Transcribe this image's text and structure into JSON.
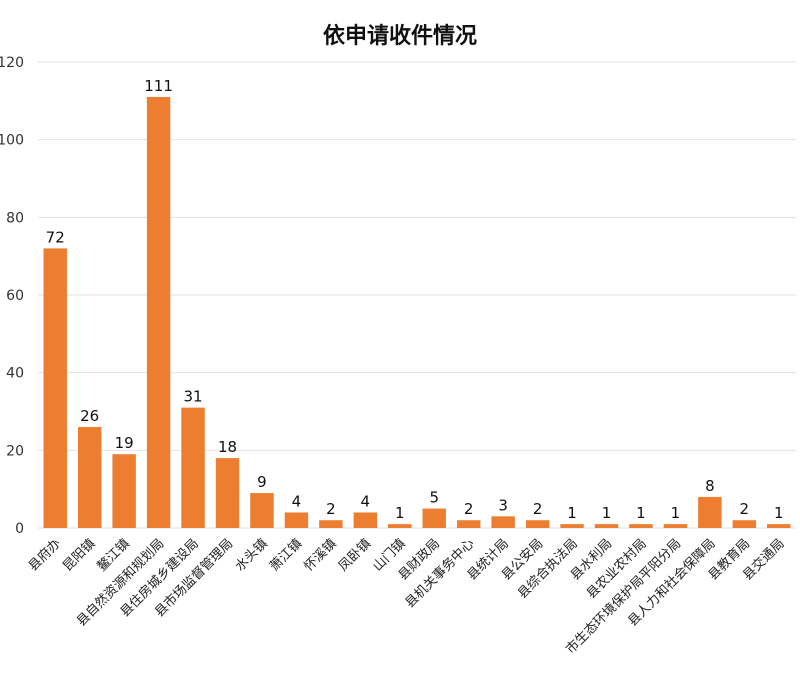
{
  "chart_data": {
    "type": "bar",
    "title": "依申请收件情况",
    "xlabel": "",
    "ylabel": "",
    "ylim": [
      0,
      120
    ],
    "yticks": [
      0,
      20,
      40,
      60,
      80,
      100,
      120
    ],
    "grid": true,
    "bar_color": "#ED7D31",
    "categories": [
      "县府办",
      "昆阳镇",
      "鳌江镇",
      "县自然资源和规划局",
      "县住房城乡建设局",
      "县市场监督管理局",
      "水头镇",
      "萧江镇",
      "怀溪镇",
      "凤卧镇",
      "山门镇",
      "县财政局",
      "县机关事务中心",
      "县统计局",
      "县公安局",
      "县综合执法局",
      "县水利局",
      "县农业农村局",
      "市生态环境保护局平阳分局",
      "县人力和社会保障局",
      "县教育局",
      "县交通局"
    ],
    "values": [
      72,
      26,
      19,
      111,
      31,
      18,
      9,
      4,
      2,
      4,
      1,
      5,
      2,
      3,
      2,
      1,
      1,
      1,
      1,
      8,
      2,
      1
    ]
  }
}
= = = = = = =
## Task to complete
Make an exact reproduction of the listing above, without any pictures.

## Output for this exercise
Transcribe this image's text and structure into JSON.
{
  "chart_data": {
    "type": "bar",
    "title": "依申请收件情况",
    "xlabel": "",
    "ylabel": "",
    "ylim": [
      0,
      120
    ],
    "yticks": [
      0,
      20,
      40,
      60,
      80,
      100,
      120
    ],
    "grid": true,
    "bar_color": "#ED7D31",
    "categories": [
      "县府办",
      "昆阳镇",
      "鳌江镇",
      "县自然资源和规划局",
      "县住房城乡建设局",
      "县市场监督管理局",
      "水头镇",
      "萧江镇",
      "怀溪镇",
      "凤卧镇",
      "山门镇",
      "县财政局",
      "县机关事务中心",
      "县统计局",
      "县公安局",
      "县综合执法局",
      "县水利局",
      "县农业农村局",
      "市生态环境保护局平阳分局",
      "县人力和社会保障局",
      "县教育局",
      "县交通局"
    ],
    "values": [
      72,
      26,
      19,
      111,
      31,
      18,
      9,
      4,
      2,
      4,
      1,
      5,
      2,
      3,
      2,
      1,
      1,
      1,
      1,
      8,
      2,
      1
    ]
  }
}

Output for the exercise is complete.